### Task list
- 1) According to the episode on Japan's defence revolution, how many strategic thinkers were on the panel, and which countries were they from?
- 2) In the records, start at the line that contains "chart-subtitle: ITS EDO" and stop after the line that contains "bar-2024-cat5 xyxy=(545,183,573,315)". Please render only those lines as a JSON list of strings, one string per line, with blank lines left out.

### Extract provided
====================
Épisodes

  • Japan's defence revolution and Australia-Japan-US trilateralism under Trump 2.0
    Aug 27 2025

    A panel of experts unpacked Japan’s National Security Strategy and explored the opportunities and challenges for Australia-Japan-US trilateral strategic cooperation under Trump 2.0. The panel featured two prominent strategic thinkers from the US and Japan.

    Few countries have done more to reorganise themselves for a new era of strategic competition in the Indo-Pacific than Japan. Building on the strategic vision of former Prime Minister Shinzo Abe, Japan’s 2022 National Security Strategy, National Defense Strategy, and Defense Build-Up Plan provided a new framework for Japan to assume a more active and assertive role in regional security affairs. Since then, successive Japanese leaders have introduced new pieces of legislation, strengthened key national security institutions, increased national defence spending, and expanded Japan’s defence partnerships with the United States and Australia, including trilaterally, to address an increasingly volatile regional and global security environment.

    The logic of such cooperation remains sound even with the second coming of Donald Trump. Yet even trusted US allies like Japan and Australia are facing difficulties and uncertainty in their relationships with Washington. The threat of tariffs, demands for increased defence spending, reviews of marquee initiatives like AUKUS, and the dismantling of key US national security and diplomatic agencies all pose challenges to Australia, Japan and trilateral cooperation.
====================
### Records
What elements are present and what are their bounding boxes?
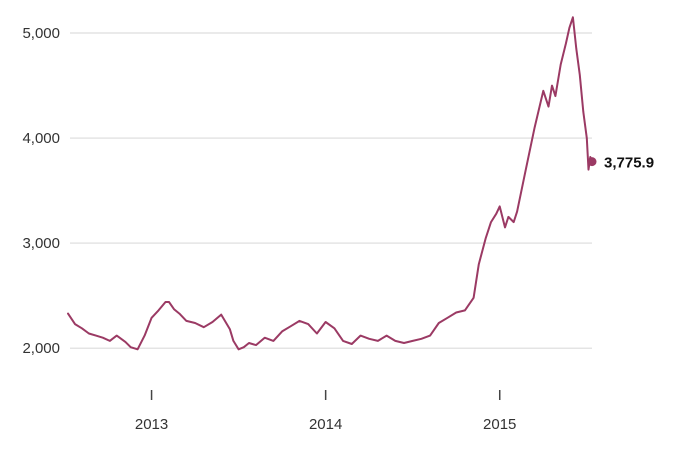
annotation-layer: 3,775.9: [587, 155, 654, 172]
y-axis: 2,000 3,000 4,000 5,000: [22, 25, 60, 357]
y-tick-label: 5,000: [22, 25, 60, 42]
y-tick-label: 2,000: [22, 340, 60, 357]
series-line: [67, 16, 593, 351]
end-value-label: 3,775.9: [604, 155, 654, 172]
y-tick-label: 3,000: [22, 235, 60, 252]
x-tick-label: 2013: [135, 416, 168, 433]
y-tick-label: 4,000: [22, 130, 60, 147]
end-point-marker: [587, 157, 597, 167]
x-axis: 2013 2014 2015: [135, 390, 516, 433]
x-tick-label: 2014: [309, 416, 342, 433]
series-layer: [67, 16, 593, 351]
gridlines: [70, 32, 592, 349]
x-tick-label: 2015: [483, 416, 516, 433]
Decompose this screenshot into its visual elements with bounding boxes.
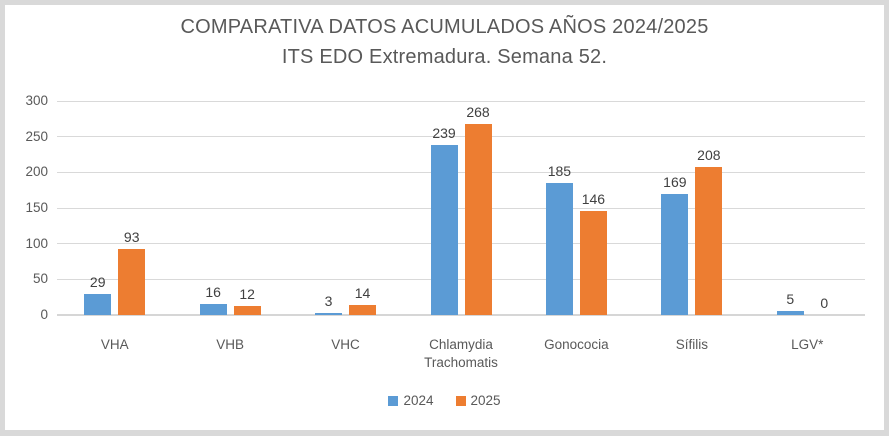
chart-subtitle: ITS EDO Extremadura. Semana 52. xyxy=(281,46,608,68)
data-label-2025-cat5: 146 xyxy=(581,190,606,207)
y-tick-label-300: 300 xyxy=(25,93,48,108)
data-label-2025-cat7: 0 xyxy=(820,295,829,311)
y-tick-label-0: 0 xyxy=(40,307,48,322)
gridline-0 xyxy=(57,314,865,316)
x-category-label-5: Gonococia xyxy=(544,337,609,352)
gridline-200 xyxy=(57,171,865,173)
bar-2025-cat3 xyxy=(349,305,377,315)
gridline-250 xyxy=(57,136,865,138)
chart-legend: 2024 2025 xyxy=(0,393,889,408)
data-label-2024-cat5: 185 xyxy=(547,163,572,180)
data-label-2024-cat2: 16 xyxy=(205,283,221,300)
data-label-2024-cat4: 239 xyxy=(432,124,456,141)
data-label-2025-cat3: 14 xyxy=(354,285,371,301)
bar-2024-cat6 xyxy=(661,194,689,315)
bar-2025-cat6 xyxy=(695,166,723,315)
data-label-2025-cat6: 208 xyxy=(697,146,721,163)
bar-2024-cat4 xyxy=(430,144,458,315)
legend-label-2025: 2025 xyxy=(470,393,501,408)
legend-swatch-2025 xyxy=(455,395,466,406)
bar-2025-cat1 xyxy=(118,248,146,315)
data-label-2024-cat3: 3 xyxy=(324,292,333,309)
bar-2024-cat7 xyxy=(776,311,804,315)
data-label-2025-cat2: 12 xyxy=(239,286,255,303)
legend-swatch-2024 xyxy=(388,395,399,406)
bar-2024-cat5 xyxy=(545,183,573,315)
bar-2024-cat1 xyxy=(84,294,112,315)
bar-2025-cat5 xyxy=(579,210,607,315)
y-tick-label-100: 100 xyxy=(25,235,48,251)
y-tick-label-150: 150 xyxy=(25,200,48,215)
bar-2024-cat3 xyxy=(315,312,343,315)
y-tick-label-250: 250 xyxy=(25,128,48,144)
chart-title-block: COMPARATIVA DATOS ACUMULADOS AÑOS 2024/2… xyxy=(0,12,889,72)
chart-title: COMPARATIVA DATOS ACUMULADOS AÑOS 2024/2… xyxy=(180,16,709,38)
x-category-label-2: VHB xyxy=(216,337,245,352)
gridline-50 xyxy=(57,278,865,280)
bar-2025-cat2 xyxy=(233,306,261,315)
legend-label-2024: 2024 xyxy=(403,393,434,408)
x-category-label-4: Chlamydia Trachomatis xyxy=(424,337,498,370)
gridline-300 xyxy=(57,100,865,102)
legend-item-2024: 2024 xyxy=(388,393,434,408)
x-category-label-3: VHC xyxy=(331,337,360,352)
y-tick-label-50: 50 xyxy=(32,271,48,287)
data-label-2025-cat4: 268 xyxy=(466,103,490,120)
x-category-label-1: VHA xyxy=(100,337,129,352)
data-label-2024-cat6: 169 xyxy=(663,174,687,191)
gridline-100 xyxy=(57,243,865,245)
legend-item-2025: 2025 xyxy=(455,393,501,408)
x-category-label-6: Sífilis xyxy=(675,337,708,352)
bar-2024-cat2 xyxy=(199,303,227,315)
data-label-2025-cat1: 93 xyxy=(123,228,140,245)
data-label-2024-cat7: 5 xyxy=(786,291,795,308)
y-tick-label-200: 200 xyxy=(25,164,48,180)
x-category-label-7: LGV* xyxy=(791,337,824,352)
gridline-150 xyxy=(57,207,865,209)
data-label-2024-cat1: 29 xyxy=(89,274,106,291)
bar-2025-cat4 xyxy=(464,123,492,315)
====================
### Results of the exercise
- 1) Two, one from the US and one from Japan.

- 2)
[
  "chart-subtitle: ITS EDO Extremadura. Semana 52. xyxy=(281,46,608,68)",
  "data-label-2025-cat5: 146 xyxy=(581,190,606,207)",
  "y-tick-label-300: 300 xyxy=(25,93,48,108)",
  "data-label-2025-cat7: 0 xyxy=(820,295,829,311)",
  "y-tick-label-0: 0 xyxy=(40,307,48,322)",
  "gridline-0 xyxy=(57,314,865,316)",
  "x-category-label-5: Gonococia xyxy=(544,337,609,352)",
  "gridline-200 xyxy=(57,171,865,173)",
  "bar-2025-cat3 xyxy=(349,305,377,315)",
  "gridline-250 xyxy=(57,136,865,138)",
  "chart-legend: 2024 2025 xyxy=(0,393,889,408)",
  "data-label-2024-cat5: 185 xyxy=(547,163,572,180)",
  "data-label-2024-cat2: 16 xyxy=(205,283,221,300)",
  "data-label-2024-cat4: 239 xyxy=(432,124,456,141)",
  "data-label-2025-cat3: 14 xyxy=(354,285,371,301)",
  "bar-2024-cat6 xyxy=(661,194,689,315)",
  "bar-2025-cat6 xyxy=(695,166,723,315)",
  "data-label-2025-cat6: 208 xyxy=(697,146,721,163)",
  "bar-2024-cat4 xyxy=(430,144,458,315)",
  "legend-label-2025: 2025 xyxy=(470,393,501,408)",
  "legend-swatch-2025 xyxy=(455,395,466,406)",
  "bar-2025-cat1 xyxy=(118,248,146,315)",
  "data-label-2024-cat3: 3 xyxy=(324,292,333,309)",
  "bar-2024-cat7 xyxy=(776,311,804,315)",
  "data-label-2025-cat2: 12 xyxy=(239,286,255,303)",
  "legend-swatch-2024 xyxy=(388,395,399,406)",
  "bar-2024-cat5 xyxy=(545,183,573,315)"
]